→ Task brief: Show all lines that include the string "this"; copy each one.

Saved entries
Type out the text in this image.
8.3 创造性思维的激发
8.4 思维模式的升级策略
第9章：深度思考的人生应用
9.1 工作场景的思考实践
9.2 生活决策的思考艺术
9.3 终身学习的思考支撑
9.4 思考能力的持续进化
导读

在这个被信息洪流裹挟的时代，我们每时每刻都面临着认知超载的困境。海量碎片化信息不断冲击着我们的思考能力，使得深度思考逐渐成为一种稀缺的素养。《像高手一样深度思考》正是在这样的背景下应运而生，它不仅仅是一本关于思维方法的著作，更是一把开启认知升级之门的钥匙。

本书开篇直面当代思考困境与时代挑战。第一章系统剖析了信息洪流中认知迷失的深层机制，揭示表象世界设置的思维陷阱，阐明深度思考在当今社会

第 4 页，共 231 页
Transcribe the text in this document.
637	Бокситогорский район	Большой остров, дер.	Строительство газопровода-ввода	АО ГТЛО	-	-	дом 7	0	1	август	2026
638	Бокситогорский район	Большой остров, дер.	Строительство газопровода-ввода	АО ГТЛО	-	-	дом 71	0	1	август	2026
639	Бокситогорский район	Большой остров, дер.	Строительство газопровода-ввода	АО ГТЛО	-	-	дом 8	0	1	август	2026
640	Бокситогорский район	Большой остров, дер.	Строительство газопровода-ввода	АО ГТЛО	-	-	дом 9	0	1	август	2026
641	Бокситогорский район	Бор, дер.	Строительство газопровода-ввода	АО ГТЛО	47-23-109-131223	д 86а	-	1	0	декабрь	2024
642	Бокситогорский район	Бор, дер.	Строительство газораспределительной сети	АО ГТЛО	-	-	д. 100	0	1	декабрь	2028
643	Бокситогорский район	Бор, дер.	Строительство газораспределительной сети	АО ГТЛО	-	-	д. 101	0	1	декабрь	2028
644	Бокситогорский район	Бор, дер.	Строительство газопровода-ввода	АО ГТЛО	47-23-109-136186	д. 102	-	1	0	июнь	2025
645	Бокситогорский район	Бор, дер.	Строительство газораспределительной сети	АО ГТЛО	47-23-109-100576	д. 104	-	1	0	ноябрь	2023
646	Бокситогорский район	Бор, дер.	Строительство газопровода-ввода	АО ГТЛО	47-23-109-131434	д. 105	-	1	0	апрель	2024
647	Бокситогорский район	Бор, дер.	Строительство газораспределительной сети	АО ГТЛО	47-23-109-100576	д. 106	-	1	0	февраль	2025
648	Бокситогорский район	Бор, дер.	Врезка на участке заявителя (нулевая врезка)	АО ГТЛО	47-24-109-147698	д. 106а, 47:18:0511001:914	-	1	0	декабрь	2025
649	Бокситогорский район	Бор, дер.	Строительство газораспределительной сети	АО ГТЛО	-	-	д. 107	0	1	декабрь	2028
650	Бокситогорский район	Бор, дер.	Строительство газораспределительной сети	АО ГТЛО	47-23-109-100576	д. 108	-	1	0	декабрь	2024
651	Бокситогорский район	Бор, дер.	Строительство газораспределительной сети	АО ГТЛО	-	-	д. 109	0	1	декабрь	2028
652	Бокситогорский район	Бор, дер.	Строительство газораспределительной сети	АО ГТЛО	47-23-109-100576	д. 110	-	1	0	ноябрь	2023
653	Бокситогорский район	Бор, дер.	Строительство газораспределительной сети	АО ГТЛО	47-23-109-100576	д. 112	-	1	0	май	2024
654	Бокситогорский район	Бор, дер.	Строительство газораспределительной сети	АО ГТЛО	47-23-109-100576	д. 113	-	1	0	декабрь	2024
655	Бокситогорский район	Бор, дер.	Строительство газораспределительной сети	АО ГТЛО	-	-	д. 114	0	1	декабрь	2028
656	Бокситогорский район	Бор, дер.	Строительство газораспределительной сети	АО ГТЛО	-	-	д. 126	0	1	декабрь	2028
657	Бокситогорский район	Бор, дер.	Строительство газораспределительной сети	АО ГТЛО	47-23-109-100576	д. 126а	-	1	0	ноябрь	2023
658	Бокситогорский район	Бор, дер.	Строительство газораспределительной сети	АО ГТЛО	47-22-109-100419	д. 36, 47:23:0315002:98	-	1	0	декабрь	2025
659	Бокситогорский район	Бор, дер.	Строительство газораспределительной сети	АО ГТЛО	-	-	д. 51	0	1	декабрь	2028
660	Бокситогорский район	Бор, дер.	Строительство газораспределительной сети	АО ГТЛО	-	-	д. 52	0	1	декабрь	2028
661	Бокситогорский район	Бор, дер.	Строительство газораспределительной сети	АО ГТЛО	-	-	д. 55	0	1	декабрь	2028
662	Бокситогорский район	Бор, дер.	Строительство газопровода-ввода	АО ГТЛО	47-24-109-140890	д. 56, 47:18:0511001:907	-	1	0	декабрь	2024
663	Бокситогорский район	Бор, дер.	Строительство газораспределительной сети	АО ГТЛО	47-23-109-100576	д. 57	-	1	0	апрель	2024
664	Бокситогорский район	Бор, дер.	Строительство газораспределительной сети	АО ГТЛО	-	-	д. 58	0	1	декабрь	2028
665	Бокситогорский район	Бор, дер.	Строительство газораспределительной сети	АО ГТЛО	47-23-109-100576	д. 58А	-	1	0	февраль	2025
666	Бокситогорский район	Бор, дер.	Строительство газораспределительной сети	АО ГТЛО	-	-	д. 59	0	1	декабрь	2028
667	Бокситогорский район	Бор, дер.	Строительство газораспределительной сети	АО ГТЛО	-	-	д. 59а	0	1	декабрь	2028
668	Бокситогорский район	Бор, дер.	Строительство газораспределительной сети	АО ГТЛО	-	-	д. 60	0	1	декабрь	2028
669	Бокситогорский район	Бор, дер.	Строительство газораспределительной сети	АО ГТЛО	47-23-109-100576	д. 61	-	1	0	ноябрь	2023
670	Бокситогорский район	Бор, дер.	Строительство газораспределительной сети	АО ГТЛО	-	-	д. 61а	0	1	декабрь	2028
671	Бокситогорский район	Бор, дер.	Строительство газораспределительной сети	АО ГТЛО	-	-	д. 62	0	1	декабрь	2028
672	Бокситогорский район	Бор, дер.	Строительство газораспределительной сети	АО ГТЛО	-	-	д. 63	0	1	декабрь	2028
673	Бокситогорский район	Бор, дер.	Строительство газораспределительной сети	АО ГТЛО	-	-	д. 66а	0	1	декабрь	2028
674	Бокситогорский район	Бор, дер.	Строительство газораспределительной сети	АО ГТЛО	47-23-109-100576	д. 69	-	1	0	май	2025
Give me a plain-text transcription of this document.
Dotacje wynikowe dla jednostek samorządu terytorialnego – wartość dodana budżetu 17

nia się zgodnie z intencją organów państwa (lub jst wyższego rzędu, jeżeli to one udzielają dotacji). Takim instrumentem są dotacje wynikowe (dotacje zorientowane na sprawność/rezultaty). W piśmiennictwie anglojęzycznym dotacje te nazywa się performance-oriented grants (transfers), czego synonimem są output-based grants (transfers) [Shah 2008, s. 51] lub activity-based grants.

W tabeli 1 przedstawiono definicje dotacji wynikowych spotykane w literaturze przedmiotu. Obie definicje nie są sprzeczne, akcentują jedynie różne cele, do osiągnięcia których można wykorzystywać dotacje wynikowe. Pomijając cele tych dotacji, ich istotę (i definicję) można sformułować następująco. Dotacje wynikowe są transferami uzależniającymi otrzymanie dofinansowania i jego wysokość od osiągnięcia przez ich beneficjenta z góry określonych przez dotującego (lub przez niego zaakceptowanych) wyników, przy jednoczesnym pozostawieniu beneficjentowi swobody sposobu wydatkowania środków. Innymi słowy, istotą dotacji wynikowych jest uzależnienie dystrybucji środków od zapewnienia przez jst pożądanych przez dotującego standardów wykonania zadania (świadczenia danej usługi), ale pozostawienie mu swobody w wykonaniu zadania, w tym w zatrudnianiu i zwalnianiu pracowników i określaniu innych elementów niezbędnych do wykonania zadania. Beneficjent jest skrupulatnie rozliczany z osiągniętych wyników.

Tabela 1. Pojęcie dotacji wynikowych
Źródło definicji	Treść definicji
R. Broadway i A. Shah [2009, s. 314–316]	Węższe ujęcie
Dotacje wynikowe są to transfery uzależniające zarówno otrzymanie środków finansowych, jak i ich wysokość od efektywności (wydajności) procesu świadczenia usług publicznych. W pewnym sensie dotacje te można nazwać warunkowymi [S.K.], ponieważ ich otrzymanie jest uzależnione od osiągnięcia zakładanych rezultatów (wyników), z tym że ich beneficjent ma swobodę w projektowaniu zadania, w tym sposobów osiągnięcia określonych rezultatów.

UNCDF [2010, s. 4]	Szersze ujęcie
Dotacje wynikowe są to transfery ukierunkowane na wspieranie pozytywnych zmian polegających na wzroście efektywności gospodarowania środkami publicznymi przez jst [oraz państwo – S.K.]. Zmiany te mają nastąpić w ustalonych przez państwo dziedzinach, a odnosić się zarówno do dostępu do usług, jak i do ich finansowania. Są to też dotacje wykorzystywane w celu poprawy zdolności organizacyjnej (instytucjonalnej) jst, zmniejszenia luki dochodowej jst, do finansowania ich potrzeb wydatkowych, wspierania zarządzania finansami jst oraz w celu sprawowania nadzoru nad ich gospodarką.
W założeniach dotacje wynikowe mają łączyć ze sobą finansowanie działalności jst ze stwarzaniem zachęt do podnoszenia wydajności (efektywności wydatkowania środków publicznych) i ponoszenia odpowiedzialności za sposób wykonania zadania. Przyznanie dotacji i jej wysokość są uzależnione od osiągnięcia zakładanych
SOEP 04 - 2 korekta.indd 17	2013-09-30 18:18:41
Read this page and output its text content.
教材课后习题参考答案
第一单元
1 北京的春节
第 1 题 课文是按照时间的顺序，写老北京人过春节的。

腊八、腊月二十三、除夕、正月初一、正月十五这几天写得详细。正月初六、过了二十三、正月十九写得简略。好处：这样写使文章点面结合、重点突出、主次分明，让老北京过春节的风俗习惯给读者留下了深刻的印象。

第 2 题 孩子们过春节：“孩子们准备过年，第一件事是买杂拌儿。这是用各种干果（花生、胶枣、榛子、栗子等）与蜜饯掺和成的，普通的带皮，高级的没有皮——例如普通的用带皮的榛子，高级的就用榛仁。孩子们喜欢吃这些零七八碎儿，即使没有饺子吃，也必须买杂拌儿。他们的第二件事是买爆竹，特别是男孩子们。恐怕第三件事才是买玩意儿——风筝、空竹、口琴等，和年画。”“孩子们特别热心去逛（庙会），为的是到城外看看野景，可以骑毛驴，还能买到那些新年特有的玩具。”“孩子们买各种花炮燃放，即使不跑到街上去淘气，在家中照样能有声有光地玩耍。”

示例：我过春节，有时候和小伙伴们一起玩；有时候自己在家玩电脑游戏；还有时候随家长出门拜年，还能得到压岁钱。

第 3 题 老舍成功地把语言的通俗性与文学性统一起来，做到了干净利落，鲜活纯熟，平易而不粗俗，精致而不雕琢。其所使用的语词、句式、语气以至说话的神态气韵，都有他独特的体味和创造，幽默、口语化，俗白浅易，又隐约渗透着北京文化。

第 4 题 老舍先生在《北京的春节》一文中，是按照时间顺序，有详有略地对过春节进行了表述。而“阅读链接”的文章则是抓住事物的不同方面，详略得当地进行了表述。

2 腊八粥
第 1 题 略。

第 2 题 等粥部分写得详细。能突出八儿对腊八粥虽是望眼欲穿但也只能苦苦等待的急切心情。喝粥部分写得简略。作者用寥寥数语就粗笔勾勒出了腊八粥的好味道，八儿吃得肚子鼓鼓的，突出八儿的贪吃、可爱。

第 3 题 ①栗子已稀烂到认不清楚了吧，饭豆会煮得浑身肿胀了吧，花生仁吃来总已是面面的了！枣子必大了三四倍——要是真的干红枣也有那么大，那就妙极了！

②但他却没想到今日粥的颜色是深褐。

→ In response:
Type out the text in this image.
Transcribe the text in this document.
Give me a plain-text transcription of this document.
Read this page and output its text content.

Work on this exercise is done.